Select and reproduce each line of the listing below that bears the string "text".
[start Provided data]
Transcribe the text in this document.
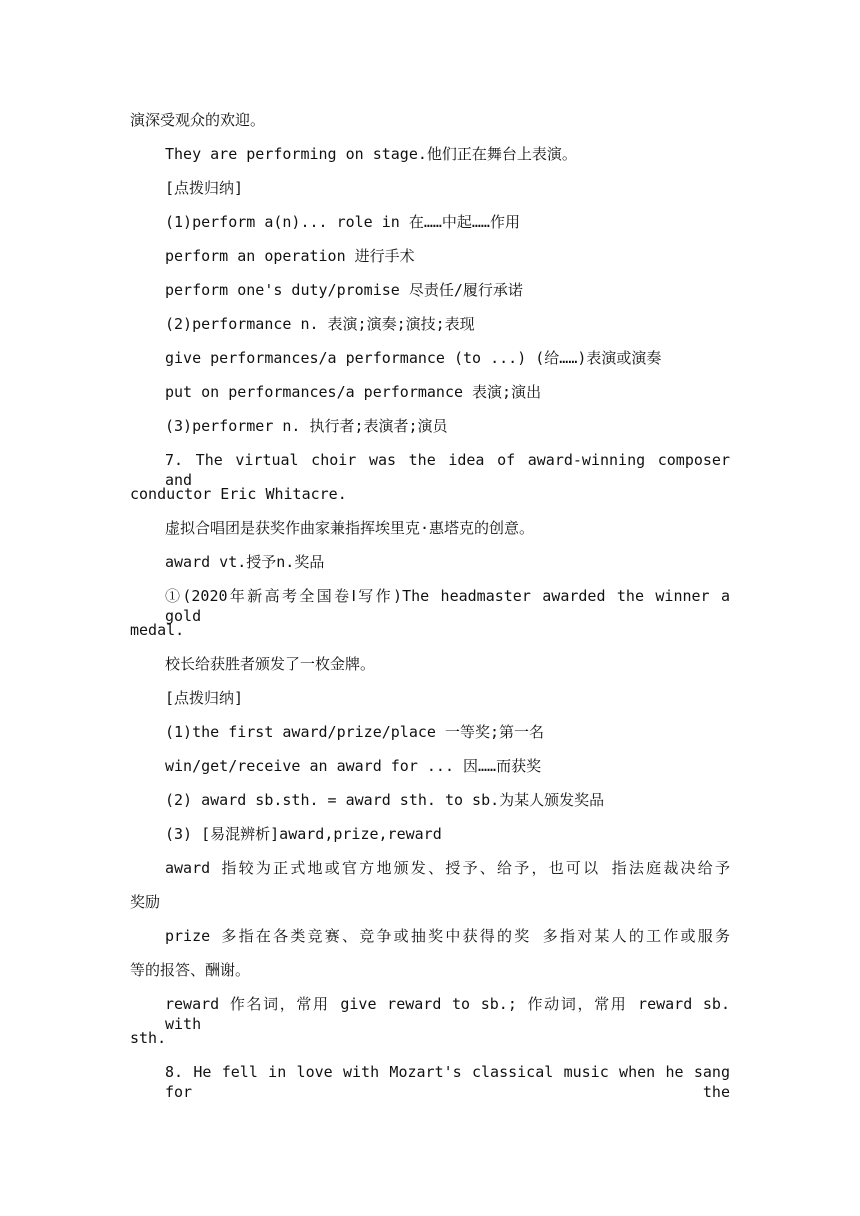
演深受观众的欢迎。
They are performing on stage.他们正在舞台上表演。
[点拨归纳]
(1)perform a(n)... role in 在……中起……作用
perform an operation 进行手术
perform one's duty/promise 尽责任/履行承诺
(2)performance n. 表演;演奏;演技;表现
give performances/a performance (to ...) (给……)表演或演奏
put on performances/a performance 表演;演出
(3)performer n. 执行者;表演者;演员
7. The virtual choir was the idea of award-winning composer and
conductor Eric Whitacre.
虚拟合唱团是获奖作曲家兼指挥埃里克·惠塔克的创意。
award vt.授予n.奖品
①(2020年新高考全国卷Ⅰ写作)The headmaster awarded the winner a gold
medal.
校长给获胜者颁发了一枚金牌。
[点拨归纳]
(1)the first award/prize/place 一等奖;第一名
win/get/receive an award for ... 因……而获奖
(2) award sb.sth. = award sth. to sb.为某人颁发奖品
(3) [易混辨析]award,prize,reward
award 指较为正式地或官方地颁发、授予、给予，也可以 指法庭裁决给予
奖励
prize 多指在各类竞赛、竞争或抽奖中获得的奖 多指对某人的工作或服务
等的报答、酬谢。
reward 作名词，常用 give reward to sb.; 作动词，常用 reward sb. with
sth.
8. He fell in love with Mozart's classical music when he sang for the
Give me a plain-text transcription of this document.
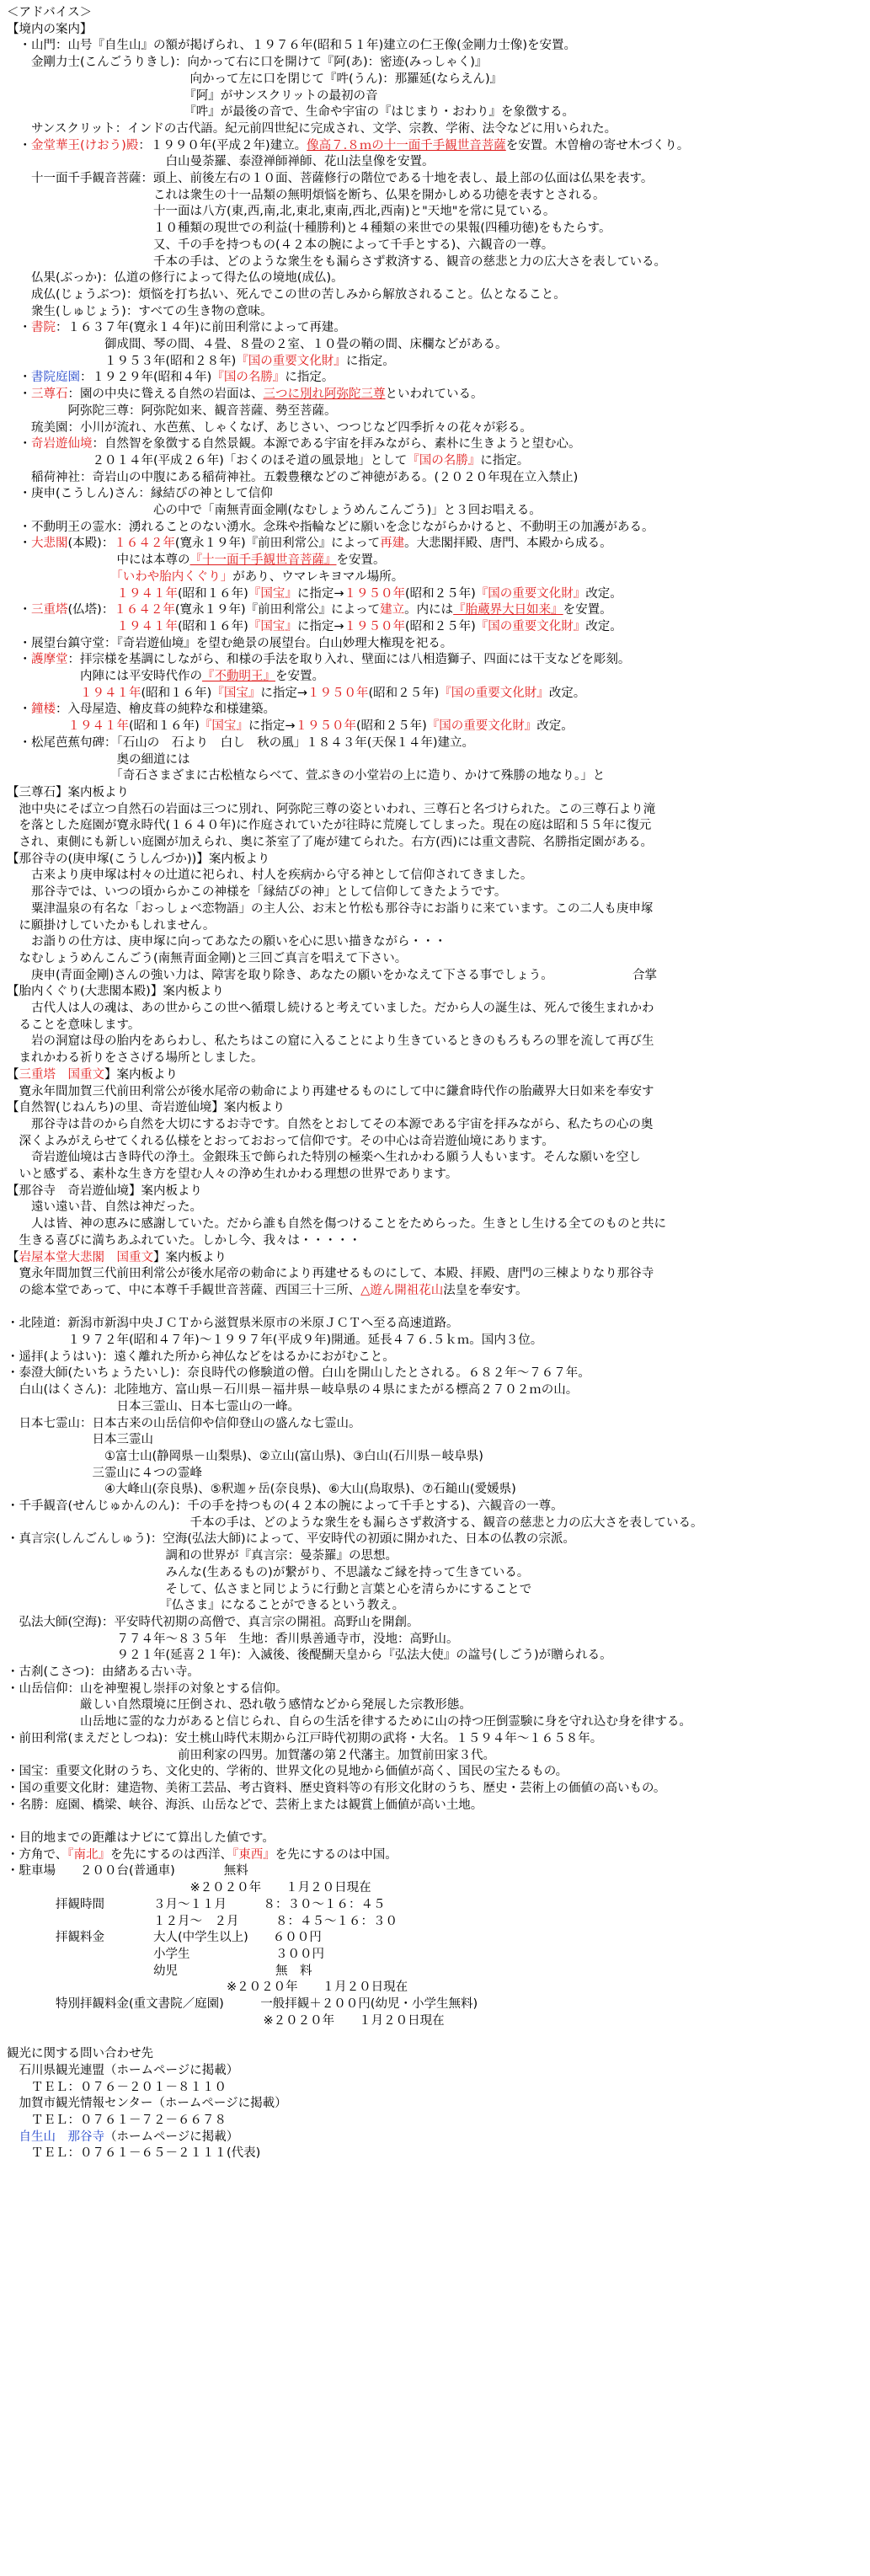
＜アドバイス＞
【境内の案内】
　・山門：山号『自生山』の額が掲げられ、１９７６年(昭和５１年)建立の仁王像(金剛力士像)を安置。
　　金剛力士(こんごうりきし)：向かって右に口を開けて『阿(あ)：密迹(みっしゃく)』
　　　　　　　　　　　　　　　向かって左に口を閉じて『吽(うん)：那羅延(ならえん)』
　　　　　　　　　　　　　　　『阿』がサンスクリットの最初の音
　　　　　　　　　　　　　　　『吽』が最後の音で、生命や宇宙の『はじまり・おわり』を象徴する。
　　サンスクリット：インドの古代語。紀元前四世紀に完成され、文学、宗教、学術、法令などに用いられた。
　・金堂華王(けおう)殿：１９９０年(平成２年)建立。像高７.８ｍの十一面千手観世音菩薩を安置。木曽檜の寄せ木づくり。
　　　　　　　　　　　　　白山曼荼羅、泰澄禅師禅師、花山法皇像を安置。
　　十一面千手観音菩薩：頭上、前後左右の１０面、菩薩修行の階位である十地を表し、最上部の仏面は仏果を表す。
　　　　　　　　　　　　これは衆生の十一品類の無明煩悩を断ち、仏果を開かしめる功徳を表すとされる。
　　　　　　　　　　　　十一面は八方(東,西,南,北,東北,東南,西北,西南)と"天地"を常に見ている。
　　　　　　　　　　　　１０種類の現世での利益(十種勝利)と４種類の来世での果報(四種功徳)をもたらす。
　　　　　　　　　　　　又、千の手を持つもの(４２本の腕によって千手とする)、六観音の一尊。
　　　　　　　　　　　　千本の手は、どのような衆生をも漏らさず救済する、観音の慈悲と力の広大さを表している。
　　仏果(ぶっか)：仏道の修行によって得た仏の境地(成仏)。
　　成仏(じょうぶつ)：煩悩を打ち払い、死んでこの世の苦しみから解放されること。仏となること。
　　衆生(しゅじょう)：すべての生き物の意味。
　・書院：１６３７年(寛永１４年)に前田利常によって再建。
　　　　　　　　御成間、琴の間、４畳、８畳の２室、１０畳の鞘の間、床欄などがある。
　　　　　　　　１９５３年(昭和２８年)『国の重要文化財』に指定。
　・書院庭園：１９２９年(昭和４年)『国の名勝』に指定。
　・三尊石：園の中央に聳える自然の岩面は、三つに別れ阿弥陀三尊といわれている。
　　　　　阿弥陀三尊：阿弥陀如来、観音菩薩、勢至菩薩。
　　琉美園：小川が流れ、水芭蕉、しゃくなげ、あじさい、つつじなど四季折々の花々が彩る。
　・奇岩遊仙境：自然智を象徴する自然景観。本源である宇宙を拝みながら、素朴に生きようと望む心。
　　　　　　　２０１４年(平成２６年)「おくのほそ道の風景地」として『国の名勝』に指定。
　　稲荷神社：奇岩山の中腹にある稲荷神社。五穀豊穣などのご神徳がある。(２０２０年現在立入禁止)
　・庚申(こうしん)さん：縁結びの神として信仰
　　　　　　　　　　　　心の中で「南無青面金剛(なむしょうめんこんごう)」と３回お唱える。
　・不動明王の霊水：湧れることのない湧水。念珠や指輪などに願いを念じながらかけると、不動明王の加護がある。
　・大悲閣(本殿)：１６４２年(寛永１９年)『前田利常公』によって再建。大悲閣拝殿、唐門、本殿から成る。
　　　　　　　　　中には本尊の『十一面千手観世音菩薩』を安置。
　　　　　　　　　「いわや胎内くぐり」があり、ウマレキヨマル場所。
　　　　　　　　　１９４１年(昭和１６年)『国宝』に指定→１９５０年(昭和２５年)『国の重要文化財』改定。
　・三重塔(仏塔)：１６４２年(寛永１９年)『前田利常公』によって建立。内には『胎蔵界大日如来』を安置。
　　　　　　　　　１９４１年(昭和１６年)『国宝』に指定→１９５０年(昭和２５年)『国の重要文化財』改定。
　・展望台鎮守堂：『奇岩遊仙境』を望む絶景の展望台。白山妙理大権現を祀る。
　・護摩堂：拝宗様を基調にしながら、和様の手法を取り入れ、壁面には八相造獅子、四面には干支などを彫刻。
　　　　　　内陣には平安時代作の『不動明王』を安置。
　　　　　　１９４１年(昭和１６年)『国宝』に指定→１９５０年(昭和２５年)『国の重要文化財』改定。
　・鐘楼：入母屋造、檜皮葺の純粋な和様建築。
　　　　　１９４１年(昭和１６年)『国宝』に指定→１９５０年(昭和２５年)『国の重要文化財』改定。
　・松尾芭蕉句碑：「石山の　石より　白し　秋の風」１８４３年(天保１４年)建立。
　　　　　　　　　奥の細道には
　　　　　　　　　「奇石さまざまに古松植ならべて、萱ぶきの小堂岩の上に造り、かけて殊勝の地なり。」と
【三尊石】案内板より
　池中央にそば立つ自然石の岩面は三つに別れ、阿弥陀三尊の姿といわれ、三尊石と名づけられた。この三尊石より滝
　を落とした庭園が寛永時代(１６４０年)に作庭されていたが往時に荒廃してしまった。現在の庭は昭和５５年に復元
　され、東側にも新しい庭園が加えられ、奥に茶室了了庵が建てられた。右方(西)には重文書院、名勝指定園がある。
【那谷寺の(庚申塚(こうしんづか))】案内板より
　　古来より庚申塚は村々の辻道に祀られ、村人を疾病から守る神として信仰されてきました。
　　那谷寺では、いつの頃からかこの神様を「縁結びの神」として信仰してきたようです。
　　粟津温泉の有名な「おっしょべ恋物語」の主人公、お末と竹松も那谷寺にお詣りに来ています。この二人も庚申塚
　に願掛けしていたかもしれません。
　　お詣りの仕方は、庚申塚に向ってあなたの願いを心に思い描きながら・・・
　なむしょうめんこんごう(南無青面金剛)と三回ご真言を唱えて下さい。
　　庚申(青面金剛)さんの強い力は、障害を取り除き、あなたの願いをかなえて下さる事でしょう。　　　　　　　合掌
【胎内くぐり(大悲閣本殿)】案内板より
　　古代人は人の魂は、あの世からこの世へ循環し続けると考えていました。だから人の誕生は、死んで後生まれかわ
　ることを意味します。
　　岩の洞窟は母の胎内をあらわし、私たちはこの窟に入ることにより生きているときのもろもろの罪を流して再び生
　まれかわる祈りをささげる場所としました。
【三重塔　国重文】案内板より
　寛永年間加賀三代前田利常公が後水尾帝の勅命により再建せるものにして中に鎌倉時代作の胎蔵界大日如来を奉安す
【自然智(じねんち)の里、奇岩遊仙境】案内板より
　　那谷寺は昔のから自然を大切にするお寺です。自然をとおしてその本源である宇宙を拝みながら、私たちの心の奥
　深くよみがえらせてくれる仏様をとおっておおって信仰です。その中心は奇岩遊仙境にあります。
　　奇岩遊仙境は古き時代の浄土。金銀珠玉で飾られた特別の極楽へ生れかわる願う人もいます。そんな願いを空し
　いと感ずる、素朴な生き方を望む人々の浄め生れかわる理想の世界であります。
【那谷寺　奇岩遊仙境】案内板より
　　遠い遠い昔、自然は神だった。
　　人は皆、神の恵みに感謝していた。だから誰も自然を傷つけることをためらった。生きとし生ける全てのものと共に
　生きる喜びに満ちあふれていた。しかし今、我々は・・・・・
【岩屋本堂大悲閣　国重文】案内板より
　寛永年間加賀三代前田利常公が後水尾帝の勅命により再建せるものにして、本殿、拝殿、唐門の三棟よりなり那谷寺
　の総本堂であって、中に本尊千手観世音菩薩、西国三十三所、△遊ん開祖花山法皇を奉安す。
・北陸道：新潟市新潟中央ＪＣＴから滋賀県米原市の米原ＪＣＴへ至る高速道路。
　　　　　１９７２年(昭和４７年)～１９９７年(平成９年)開通。延長４７６.５ｋｍ。国内３位。
・遥拝(ようはい)：遠く離れた所から神仏などをはるかにおがむこと。
・泰澄大師(たいちょうたいし)：奈良時代の修験道の僧。白山を開山したとされる。６８２年～７６７年。
　白山(はくさん)：北陸地方、富山県－石川県－福井県－岐阜県の４県にまたがる標高２７０２ｍの山。
　　　　　　　　　日本三霊山、日本七霊山の一峰。
　日本七霊山：日本古来の山岳信仰や信仰登山の盛んな七霊山。
　　　　　　　日本三霊山
　　　　　　　　①富士山(静岡県－山梨県)、②立山(富山県)、③白山(石川県－岐阜県)
　　　　　　　三霊山に４つの霊峰
　　　　　　　　④大峰山(奈良県)、⑤釈迦ヶ岳(奈良県)、⑥大山(鳥取県)、⑦石鎚山(愛媛県)
・千手観音(せんじゅかんのん)：千の手を持つもの(４２本の腕によって千手とする)、六観音の一尊。
　　　　　　　　　　　　　　　千本の手は、どのような衆生をも漏らさず救済する、観音の慈悲と力の広大さを表している。
・真言宗(しんごんしゅう)：空海(弘法大師)によって、平安時代の初頭に開かれた、日本の仏教の宗派。
　　　　　　　　　　　　　調和の世界が『真言宗：曼荼羅』の思想。
　　　　　　　　　　　　　みんな(生あるもの)が繋がり、不思議なご縁を持って生きている。
　　　　　　　　　　　　　そして、仏さまと同じように行動と言葉と心を清らかにすることで
　　　　　　　　　　　　　『仏さま』になることができるという教え。
　弘法大師(空海)：平安時代初期の高僧で、真言宗の開祖。高野山を開創。
　　　　　　　　　７７４年～８３５年　生地：香川県善通寺市，没地：高野山。
　　　　　　　　　９２１年(延喜２１年)：入滅後、後醍醐天皇から『弘法大使』の諡号(しごう)が贈られる。
・古刹(こさつ)：由緒ある古い寺。
・山岳信仰：山を神聖視し崇拝の対象とする信仰。
　　　　　　厳しい自然環境に圧倒され、恐れ敬う感情などから発展した宗教形態。
　　　　　　山岳地に霊的な力があると信じられ、自らの生活を律するために山の持つ圧倒霊験に身を守れ込む身を律する。
・前田利常(まえだとしつね)：安土桃山時代末期から江戸時代初期の武将・大名。１５９４年～１６５８年。
　　　　　　　　　　　　　　前田利家の四男。加賀藩の第２代藩主。加賀前田家３代。
・国宝：重要文化財のうち、文化史的、学術的、世界文化の見地から価値が高く、国民の宝たるもの。
・国の重要文化財：建造物、美術工芸品、考古資料、歴史資料等の有形文化財のうち、歴史・芸術上の価値の高いもの。
・名勝：庭園、橋梁、峡谷、海浜、山岳などで、芸術上または観賞上価値が高い土地。
・目的地までの距離はナビにて算出した値です。
・方角で、『南北』を先にするのは西洋、『東西』を先にするのは中国。
・駐車場　　２００台(普通車)　　　　無料
　　　　　　　　　　　　　　　※２０２０年　　１月２０日現在
　　　　拝観時間　　　　３月～１１月　　　８：３０～１６：４５
　　　　　　　　　　　　１２月～　２月　　　８：４５～１６：３０
　　　　拝観料金　　　　大人(中学生以上)　　６００円
　　　　　　　　　　　　小学生　　　　　　　３００円
　　　　　　　　　　　　幼児　　　　　　　　無　料
　　　　　　　　　　　　　　　　　　※２０２０年　　１月２０日現在
　　　　特別拝観料金(重文書院／庭園)　　　一般拝観＋２００円(幼児・小学生無料)
　　　　　　　　　　　　　　　　　　　　　※２０２０年　　１月２０日現在
観光に関する問い合わせ先
　石川県観光連盟（ホームページに掲載）
　　ＴＥＬ：０７６－２０１－８１１０
　加賀市観光情報センター（ホームページに掲載）
　　ＴＥＬ：０７６１－７２－６６７８
　自生山　那谷寺（ホームページに掲載）
　　ＴＥＬ：０７６１－６５－２１１１(代表)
[end Provided data]
**Exercise solution:**
Transcribe the text in this document.
Give me a plain-text transcription of this document.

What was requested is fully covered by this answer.